List all lines of the data that include the string "Corticospinal".

* Begin *

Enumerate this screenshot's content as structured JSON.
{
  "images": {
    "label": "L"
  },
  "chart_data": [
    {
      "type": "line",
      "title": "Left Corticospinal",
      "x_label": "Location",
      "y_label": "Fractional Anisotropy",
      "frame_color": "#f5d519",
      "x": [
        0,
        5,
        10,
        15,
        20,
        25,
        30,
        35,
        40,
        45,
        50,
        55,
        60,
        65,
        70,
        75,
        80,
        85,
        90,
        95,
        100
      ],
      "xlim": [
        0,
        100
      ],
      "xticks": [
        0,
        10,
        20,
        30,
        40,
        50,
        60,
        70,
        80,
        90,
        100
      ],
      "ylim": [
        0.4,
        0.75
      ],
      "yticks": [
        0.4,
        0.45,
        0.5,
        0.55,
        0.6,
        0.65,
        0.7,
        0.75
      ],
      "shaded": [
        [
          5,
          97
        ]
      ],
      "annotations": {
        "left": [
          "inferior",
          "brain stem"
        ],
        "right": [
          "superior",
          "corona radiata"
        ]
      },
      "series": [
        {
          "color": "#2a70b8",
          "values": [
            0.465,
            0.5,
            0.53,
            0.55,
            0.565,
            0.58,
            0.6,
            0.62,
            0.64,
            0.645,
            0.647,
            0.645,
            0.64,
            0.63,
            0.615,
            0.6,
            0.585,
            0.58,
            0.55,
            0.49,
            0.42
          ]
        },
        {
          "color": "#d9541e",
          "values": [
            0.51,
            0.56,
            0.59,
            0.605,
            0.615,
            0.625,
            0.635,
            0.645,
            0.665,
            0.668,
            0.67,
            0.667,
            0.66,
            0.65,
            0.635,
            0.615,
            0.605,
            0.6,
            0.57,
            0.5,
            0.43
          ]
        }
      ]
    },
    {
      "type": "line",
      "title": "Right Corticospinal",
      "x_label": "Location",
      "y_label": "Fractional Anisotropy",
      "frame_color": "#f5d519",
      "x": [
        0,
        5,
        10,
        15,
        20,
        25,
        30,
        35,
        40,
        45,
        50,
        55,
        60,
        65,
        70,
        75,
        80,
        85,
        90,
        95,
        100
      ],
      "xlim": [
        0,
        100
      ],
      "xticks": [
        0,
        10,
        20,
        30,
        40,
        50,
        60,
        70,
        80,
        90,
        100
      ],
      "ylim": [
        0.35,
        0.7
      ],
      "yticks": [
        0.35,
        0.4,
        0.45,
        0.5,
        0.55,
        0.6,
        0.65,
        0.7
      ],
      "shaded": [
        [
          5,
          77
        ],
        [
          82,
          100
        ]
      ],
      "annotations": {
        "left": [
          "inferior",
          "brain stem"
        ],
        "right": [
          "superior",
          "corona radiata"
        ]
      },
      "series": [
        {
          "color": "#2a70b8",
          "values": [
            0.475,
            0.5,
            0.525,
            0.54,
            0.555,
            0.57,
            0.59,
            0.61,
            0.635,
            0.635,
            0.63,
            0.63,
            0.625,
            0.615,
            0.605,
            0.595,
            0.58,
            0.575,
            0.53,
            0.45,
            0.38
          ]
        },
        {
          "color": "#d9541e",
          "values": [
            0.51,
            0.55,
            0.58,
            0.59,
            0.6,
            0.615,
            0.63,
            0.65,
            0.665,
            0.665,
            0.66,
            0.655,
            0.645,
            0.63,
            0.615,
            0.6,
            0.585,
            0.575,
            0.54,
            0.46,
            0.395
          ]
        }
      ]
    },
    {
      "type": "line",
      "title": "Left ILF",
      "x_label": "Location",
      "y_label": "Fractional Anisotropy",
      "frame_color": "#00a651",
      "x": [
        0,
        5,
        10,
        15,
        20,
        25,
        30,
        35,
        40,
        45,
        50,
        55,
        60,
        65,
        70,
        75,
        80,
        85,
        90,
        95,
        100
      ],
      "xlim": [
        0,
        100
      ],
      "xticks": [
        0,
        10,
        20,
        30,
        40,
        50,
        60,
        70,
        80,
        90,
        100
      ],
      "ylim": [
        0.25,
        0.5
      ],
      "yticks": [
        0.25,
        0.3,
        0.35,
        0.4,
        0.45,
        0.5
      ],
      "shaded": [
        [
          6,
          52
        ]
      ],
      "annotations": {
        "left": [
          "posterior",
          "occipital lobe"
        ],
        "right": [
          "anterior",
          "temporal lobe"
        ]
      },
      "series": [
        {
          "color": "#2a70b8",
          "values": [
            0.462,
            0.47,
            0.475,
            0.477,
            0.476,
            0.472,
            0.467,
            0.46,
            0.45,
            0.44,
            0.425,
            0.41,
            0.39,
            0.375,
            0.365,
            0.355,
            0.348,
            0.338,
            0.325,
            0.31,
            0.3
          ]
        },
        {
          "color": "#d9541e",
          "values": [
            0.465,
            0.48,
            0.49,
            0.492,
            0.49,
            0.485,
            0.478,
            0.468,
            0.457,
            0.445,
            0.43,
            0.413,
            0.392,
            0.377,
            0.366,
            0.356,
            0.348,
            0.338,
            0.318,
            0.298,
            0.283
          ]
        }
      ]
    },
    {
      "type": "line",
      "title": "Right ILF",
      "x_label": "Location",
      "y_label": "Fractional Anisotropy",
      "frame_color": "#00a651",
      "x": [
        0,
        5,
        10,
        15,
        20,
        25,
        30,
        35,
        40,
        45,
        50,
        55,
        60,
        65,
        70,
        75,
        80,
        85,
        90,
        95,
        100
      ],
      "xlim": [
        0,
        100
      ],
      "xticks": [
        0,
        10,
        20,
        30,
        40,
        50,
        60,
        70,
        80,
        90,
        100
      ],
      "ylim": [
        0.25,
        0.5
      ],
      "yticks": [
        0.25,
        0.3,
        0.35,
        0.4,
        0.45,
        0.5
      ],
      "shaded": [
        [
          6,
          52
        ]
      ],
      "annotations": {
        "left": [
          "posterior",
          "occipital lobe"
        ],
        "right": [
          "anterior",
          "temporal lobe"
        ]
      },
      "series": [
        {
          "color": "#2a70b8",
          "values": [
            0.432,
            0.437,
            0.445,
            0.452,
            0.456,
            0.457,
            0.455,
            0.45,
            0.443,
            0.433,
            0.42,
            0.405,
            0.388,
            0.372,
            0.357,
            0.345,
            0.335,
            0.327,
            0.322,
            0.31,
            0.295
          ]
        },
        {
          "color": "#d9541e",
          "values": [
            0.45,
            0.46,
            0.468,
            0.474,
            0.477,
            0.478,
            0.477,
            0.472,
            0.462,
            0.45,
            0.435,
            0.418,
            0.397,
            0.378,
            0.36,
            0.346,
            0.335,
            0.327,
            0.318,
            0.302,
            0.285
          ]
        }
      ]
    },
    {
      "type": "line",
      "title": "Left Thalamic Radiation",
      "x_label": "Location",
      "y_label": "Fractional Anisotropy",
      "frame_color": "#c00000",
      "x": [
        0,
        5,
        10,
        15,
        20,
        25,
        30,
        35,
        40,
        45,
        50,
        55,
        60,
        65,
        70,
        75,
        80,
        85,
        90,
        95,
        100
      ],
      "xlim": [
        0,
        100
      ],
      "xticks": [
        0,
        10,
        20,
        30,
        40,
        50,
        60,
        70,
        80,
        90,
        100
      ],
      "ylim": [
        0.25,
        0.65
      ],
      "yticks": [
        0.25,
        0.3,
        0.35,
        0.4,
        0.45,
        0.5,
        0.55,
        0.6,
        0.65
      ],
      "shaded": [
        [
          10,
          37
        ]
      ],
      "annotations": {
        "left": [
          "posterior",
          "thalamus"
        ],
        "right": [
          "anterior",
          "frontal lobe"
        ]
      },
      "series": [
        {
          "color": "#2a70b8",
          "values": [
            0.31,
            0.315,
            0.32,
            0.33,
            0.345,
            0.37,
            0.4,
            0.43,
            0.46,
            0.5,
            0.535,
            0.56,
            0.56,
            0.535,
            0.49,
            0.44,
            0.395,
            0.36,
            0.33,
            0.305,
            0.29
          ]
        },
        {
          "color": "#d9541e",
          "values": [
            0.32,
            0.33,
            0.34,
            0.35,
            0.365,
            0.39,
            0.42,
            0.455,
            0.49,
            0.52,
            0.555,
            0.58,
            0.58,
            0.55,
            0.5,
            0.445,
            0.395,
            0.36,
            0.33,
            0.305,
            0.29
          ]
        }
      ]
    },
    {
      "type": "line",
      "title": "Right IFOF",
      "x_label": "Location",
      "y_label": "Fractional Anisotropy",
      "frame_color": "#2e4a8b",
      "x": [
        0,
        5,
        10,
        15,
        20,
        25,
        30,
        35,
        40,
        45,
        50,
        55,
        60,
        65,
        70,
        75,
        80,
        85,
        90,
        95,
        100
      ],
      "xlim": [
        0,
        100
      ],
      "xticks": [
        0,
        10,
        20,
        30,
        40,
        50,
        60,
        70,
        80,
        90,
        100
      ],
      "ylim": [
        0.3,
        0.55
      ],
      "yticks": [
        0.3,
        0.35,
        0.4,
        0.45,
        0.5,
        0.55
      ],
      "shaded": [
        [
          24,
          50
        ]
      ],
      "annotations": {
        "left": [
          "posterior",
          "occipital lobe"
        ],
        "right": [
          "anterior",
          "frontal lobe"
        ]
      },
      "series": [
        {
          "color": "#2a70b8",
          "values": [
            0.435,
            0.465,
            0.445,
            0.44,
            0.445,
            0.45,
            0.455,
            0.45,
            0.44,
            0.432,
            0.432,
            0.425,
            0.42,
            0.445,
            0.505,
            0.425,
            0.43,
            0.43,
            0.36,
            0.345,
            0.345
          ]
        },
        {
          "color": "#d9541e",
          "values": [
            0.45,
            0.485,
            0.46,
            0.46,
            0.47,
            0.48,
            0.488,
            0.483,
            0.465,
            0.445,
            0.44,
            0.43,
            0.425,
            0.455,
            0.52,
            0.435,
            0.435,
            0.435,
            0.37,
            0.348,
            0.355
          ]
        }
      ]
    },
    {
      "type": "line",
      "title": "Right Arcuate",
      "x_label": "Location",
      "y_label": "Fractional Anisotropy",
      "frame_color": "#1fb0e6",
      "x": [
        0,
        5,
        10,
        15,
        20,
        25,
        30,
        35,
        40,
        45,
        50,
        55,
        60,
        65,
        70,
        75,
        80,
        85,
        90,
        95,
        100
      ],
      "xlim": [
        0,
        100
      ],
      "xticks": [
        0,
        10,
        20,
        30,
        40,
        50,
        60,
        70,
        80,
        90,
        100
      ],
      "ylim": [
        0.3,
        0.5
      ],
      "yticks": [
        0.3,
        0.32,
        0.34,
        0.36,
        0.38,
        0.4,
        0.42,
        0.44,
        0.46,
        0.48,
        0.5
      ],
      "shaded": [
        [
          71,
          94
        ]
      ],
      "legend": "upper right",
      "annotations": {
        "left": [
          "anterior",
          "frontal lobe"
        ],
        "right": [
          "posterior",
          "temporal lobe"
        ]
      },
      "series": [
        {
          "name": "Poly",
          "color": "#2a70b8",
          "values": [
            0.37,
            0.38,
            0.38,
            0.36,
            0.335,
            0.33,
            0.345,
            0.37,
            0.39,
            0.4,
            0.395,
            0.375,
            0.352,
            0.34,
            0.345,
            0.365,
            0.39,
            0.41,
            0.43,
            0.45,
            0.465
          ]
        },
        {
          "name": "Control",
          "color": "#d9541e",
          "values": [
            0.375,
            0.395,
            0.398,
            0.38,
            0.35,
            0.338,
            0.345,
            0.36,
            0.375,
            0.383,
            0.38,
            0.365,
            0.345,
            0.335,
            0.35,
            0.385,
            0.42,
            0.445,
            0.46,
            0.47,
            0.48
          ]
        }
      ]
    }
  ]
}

* End *

Solution for this task:
      "title": "Left Corticospinal",
      "title": "Right Corticospinal",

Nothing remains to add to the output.